WHAT NEEDS TO BE DONE
Note how many lines contain "perçus" and give that number, with nothing else.

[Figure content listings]

-- START --

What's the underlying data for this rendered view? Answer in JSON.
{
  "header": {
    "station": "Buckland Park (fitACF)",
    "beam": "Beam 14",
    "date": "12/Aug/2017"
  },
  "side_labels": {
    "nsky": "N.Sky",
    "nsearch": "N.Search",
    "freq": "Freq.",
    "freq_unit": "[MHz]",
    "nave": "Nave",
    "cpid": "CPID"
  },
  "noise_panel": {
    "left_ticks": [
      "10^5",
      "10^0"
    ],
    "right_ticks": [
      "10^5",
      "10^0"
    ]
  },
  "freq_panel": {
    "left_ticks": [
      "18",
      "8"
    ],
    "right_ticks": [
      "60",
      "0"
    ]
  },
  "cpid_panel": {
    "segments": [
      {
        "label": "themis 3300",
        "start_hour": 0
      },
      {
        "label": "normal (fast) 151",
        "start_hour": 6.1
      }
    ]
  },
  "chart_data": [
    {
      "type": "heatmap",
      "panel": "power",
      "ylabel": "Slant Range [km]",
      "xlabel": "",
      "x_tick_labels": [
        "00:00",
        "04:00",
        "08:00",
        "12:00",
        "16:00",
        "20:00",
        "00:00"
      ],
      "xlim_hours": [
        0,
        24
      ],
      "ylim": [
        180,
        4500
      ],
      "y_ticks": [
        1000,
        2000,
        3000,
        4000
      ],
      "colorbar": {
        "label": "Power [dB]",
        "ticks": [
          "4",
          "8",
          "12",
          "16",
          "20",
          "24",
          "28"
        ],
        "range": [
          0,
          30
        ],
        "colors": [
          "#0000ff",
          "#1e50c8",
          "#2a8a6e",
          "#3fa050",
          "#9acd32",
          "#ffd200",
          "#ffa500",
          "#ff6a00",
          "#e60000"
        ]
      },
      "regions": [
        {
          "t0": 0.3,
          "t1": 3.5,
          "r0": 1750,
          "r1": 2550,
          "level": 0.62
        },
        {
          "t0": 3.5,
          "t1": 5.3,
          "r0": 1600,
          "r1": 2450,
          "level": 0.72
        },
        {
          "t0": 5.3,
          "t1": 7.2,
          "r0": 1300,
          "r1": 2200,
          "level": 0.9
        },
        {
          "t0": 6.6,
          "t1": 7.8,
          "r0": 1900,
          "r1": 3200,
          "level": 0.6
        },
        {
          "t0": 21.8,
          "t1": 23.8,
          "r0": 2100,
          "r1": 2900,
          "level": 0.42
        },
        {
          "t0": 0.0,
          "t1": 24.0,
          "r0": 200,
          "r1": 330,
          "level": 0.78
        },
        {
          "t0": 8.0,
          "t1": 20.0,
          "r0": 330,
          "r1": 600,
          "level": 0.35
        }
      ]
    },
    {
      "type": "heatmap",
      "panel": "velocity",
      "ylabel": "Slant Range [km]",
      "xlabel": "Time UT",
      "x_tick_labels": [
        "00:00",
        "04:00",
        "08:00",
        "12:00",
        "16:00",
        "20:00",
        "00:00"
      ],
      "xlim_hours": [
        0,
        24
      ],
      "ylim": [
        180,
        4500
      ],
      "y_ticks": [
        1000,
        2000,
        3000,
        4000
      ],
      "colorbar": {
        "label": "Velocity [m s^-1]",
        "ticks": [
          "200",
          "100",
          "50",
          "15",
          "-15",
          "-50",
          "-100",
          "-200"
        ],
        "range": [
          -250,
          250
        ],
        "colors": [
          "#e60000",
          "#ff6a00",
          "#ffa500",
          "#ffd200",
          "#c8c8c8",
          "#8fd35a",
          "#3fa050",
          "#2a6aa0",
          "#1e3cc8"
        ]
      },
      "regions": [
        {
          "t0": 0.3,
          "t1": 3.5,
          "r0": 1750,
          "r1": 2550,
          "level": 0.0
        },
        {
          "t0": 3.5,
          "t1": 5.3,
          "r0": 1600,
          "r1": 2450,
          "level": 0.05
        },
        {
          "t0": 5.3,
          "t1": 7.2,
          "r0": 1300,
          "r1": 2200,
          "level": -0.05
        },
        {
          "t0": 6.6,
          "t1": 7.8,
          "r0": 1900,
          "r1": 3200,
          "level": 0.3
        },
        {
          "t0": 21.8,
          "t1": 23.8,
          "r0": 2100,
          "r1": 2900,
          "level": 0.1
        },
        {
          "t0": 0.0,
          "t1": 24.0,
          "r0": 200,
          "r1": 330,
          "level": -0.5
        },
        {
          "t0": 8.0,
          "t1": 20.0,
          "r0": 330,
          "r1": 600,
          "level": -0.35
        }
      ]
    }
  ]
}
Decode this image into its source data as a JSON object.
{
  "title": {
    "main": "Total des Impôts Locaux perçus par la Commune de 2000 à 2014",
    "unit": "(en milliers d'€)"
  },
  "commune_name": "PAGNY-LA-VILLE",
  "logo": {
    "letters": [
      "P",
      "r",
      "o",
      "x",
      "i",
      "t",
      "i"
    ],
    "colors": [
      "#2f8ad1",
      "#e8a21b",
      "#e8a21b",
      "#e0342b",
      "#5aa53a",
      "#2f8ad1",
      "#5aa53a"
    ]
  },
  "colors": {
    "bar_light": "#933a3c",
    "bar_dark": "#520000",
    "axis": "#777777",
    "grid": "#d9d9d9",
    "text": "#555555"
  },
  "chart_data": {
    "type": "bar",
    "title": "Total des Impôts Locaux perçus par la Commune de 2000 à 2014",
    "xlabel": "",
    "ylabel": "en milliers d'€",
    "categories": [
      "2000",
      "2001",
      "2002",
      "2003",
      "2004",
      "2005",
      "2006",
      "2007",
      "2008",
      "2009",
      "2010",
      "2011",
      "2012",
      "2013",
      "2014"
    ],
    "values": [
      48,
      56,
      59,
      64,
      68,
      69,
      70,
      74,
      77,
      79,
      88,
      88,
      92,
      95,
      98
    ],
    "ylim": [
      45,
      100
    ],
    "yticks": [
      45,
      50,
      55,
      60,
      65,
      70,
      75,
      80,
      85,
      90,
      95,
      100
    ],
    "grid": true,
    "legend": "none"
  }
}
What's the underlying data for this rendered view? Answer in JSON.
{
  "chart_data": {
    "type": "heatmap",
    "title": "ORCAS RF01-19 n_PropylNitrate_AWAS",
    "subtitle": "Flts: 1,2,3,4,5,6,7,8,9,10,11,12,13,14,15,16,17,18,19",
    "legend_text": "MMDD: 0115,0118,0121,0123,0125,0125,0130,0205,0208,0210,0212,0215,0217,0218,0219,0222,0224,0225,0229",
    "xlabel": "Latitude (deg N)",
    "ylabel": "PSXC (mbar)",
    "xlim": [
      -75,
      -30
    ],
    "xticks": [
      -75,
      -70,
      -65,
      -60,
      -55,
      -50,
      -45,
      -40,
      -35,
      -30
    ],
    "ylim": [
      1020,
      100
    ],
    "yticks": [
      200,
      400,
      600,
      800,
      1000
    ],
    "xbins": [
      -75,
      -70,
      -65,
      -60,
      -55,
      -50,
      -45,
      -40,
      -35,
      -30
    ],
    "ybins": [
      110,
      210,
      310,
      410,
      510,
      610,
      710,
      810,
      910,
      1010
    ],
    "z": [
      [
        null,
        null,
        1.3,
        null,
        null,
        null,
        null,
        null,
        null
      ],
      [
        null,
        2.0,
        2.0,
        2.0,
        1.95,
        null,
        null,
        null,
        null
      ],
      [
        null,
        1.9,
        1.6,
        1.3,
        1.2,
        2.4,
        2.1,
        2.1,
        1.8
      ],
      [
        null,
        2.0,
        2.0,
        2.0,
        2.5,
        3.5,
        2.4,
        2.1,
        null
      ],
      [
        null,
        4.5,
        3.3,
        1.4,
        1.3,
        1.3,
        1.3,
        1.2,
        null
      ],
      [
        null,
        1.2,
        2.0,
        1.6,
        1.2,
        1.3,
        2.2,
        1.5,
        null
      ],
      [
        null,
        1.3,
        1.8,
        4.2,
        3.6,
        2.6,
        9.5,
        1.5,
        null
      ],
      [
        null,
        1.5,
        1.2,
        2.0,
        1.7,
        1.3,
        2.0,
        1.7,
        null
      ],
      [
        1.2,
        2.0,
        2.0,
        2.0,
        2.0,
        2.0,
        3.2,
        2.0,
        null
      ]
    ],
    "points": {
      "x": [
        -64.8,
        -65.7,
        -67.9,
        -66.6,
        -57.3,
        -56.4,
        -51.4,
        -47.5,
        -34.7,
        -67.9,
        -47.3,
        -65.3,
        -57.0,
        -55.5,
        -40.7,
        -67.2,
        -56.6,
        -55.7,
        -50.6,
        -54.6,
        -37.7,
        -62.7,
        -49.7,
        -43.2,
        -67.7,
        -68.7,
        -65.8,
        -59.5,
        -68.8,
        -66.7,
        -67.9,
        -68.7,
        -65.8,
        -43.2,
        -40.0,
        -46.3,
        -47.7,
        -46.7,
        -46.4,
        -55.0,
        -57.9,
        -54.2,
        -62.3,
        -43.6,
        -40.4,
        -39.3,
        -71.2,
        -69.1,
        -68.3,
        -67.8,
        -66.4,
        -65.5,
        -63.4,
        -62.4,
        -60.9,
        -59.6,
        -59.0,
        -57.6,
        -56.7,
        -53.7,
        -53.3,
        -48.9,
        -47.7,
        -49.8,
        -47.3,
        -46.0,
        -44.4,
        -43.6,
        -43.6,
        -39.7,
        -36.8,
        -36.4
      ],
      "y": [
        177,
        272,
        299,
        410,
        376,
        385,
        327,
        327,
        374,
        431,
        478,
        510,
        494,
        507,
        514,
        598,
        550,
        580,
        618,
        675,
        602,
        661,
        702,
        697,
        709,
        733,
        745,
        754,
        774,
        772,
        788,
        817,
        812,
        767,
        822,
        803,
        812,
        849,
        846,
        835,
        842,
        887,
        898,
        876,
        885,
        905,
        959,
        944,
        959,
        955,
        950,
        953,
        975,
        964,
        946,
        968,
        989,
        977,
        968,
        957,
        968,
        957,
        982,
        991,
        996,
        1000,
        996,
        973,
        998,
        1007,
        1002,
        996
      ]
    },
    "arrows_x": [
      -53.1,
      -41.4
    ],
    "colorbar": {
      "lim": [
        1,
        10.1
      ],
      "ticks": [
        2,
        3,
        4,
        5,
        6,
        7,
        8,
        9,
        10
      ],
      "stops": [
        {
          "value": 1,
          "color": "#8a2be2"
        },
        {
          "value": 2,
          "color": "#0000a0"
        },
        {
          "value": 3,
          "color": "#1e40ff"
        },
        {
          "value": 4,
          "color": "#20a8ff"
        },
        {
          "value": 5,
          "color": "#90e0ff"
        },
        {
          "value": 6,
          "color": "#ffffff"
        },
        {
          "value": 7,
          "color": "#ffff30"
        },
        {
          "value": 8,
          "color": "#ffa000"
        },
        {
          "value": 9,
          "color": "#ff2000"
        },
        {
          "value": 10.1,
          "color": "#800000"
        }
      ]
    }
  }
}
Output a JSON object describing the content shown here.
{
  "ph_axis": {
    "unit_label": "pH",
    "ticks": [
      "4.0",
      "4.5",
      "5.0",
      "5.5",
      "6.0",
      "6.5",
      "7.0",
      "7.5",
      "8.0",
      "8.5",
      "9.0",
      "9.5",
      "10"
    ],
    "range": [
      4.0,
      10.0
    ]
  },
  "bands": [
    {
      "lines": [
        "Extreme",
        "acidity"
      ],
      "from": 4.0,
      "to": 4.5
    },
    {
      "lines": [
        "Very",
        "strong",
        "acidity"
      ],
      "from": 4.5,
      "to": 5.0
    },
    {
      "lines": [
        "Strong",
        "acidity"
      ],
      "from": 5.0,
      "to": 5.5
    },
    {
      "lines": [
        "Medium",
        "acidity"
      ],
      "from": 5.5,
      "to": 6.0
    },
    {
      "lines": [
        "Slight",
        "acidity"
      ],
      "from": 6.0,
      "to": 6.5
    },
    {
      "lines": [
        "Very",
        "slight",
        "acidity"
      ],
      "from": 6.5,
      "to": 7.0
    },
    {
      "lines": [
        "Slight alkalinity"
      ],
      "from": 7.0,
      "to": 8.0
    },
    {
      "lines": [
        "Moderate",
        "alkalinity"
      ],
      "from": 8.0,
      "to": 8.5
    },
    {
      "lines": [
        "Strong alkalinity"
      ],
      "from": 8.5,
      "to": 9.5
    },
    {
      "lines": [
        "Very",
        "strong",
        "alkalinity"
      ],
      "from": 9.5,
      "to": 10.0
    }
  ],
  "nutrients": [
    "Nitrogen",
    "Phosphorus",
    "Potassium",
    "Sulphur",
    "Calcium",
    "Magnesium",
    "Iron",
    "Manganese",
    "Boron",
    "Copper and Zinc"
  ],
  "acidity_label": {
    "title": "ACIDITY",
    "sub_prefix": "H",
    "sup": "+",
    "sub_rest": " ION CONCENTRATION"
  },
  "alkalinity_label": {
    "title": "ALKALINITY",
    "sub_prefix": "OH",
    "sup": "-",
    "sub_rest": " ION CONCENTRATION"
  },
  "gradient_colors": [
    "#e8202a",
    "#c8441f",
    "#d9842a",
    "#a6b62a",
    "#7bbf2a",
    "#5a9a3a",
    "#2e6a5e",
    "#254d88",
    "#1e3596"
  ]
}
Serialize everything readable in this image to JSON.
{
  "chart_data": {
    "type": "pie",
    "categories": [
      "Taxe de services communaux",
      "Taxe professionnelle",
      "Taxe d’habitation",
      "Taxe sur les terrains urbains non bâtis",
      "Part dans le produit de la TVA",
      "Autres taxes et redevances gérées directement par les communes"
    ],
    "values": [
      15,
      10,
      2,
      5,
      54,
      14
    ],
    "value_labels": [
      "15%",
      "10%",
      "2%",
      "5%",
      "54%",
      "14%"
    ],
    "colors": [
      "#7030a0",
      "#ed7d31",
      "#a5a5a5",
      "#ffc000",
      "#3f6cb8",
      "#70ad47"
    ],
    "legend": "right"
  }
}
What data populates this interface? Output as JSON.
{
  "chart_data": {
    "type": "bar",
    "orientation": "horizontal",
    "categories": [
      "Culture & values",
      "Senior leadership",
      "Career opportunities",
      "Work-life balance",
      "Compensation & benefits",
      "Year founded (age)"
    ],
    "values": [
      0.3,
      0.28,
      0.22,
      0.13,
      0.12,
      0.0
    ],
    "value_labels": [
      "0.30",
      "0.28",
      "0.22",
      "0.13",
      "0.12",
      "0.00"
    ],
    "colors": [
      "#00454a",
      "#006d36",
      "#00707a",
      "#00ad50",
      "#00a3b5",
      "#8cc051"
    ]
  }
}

-- END --

RESULT
2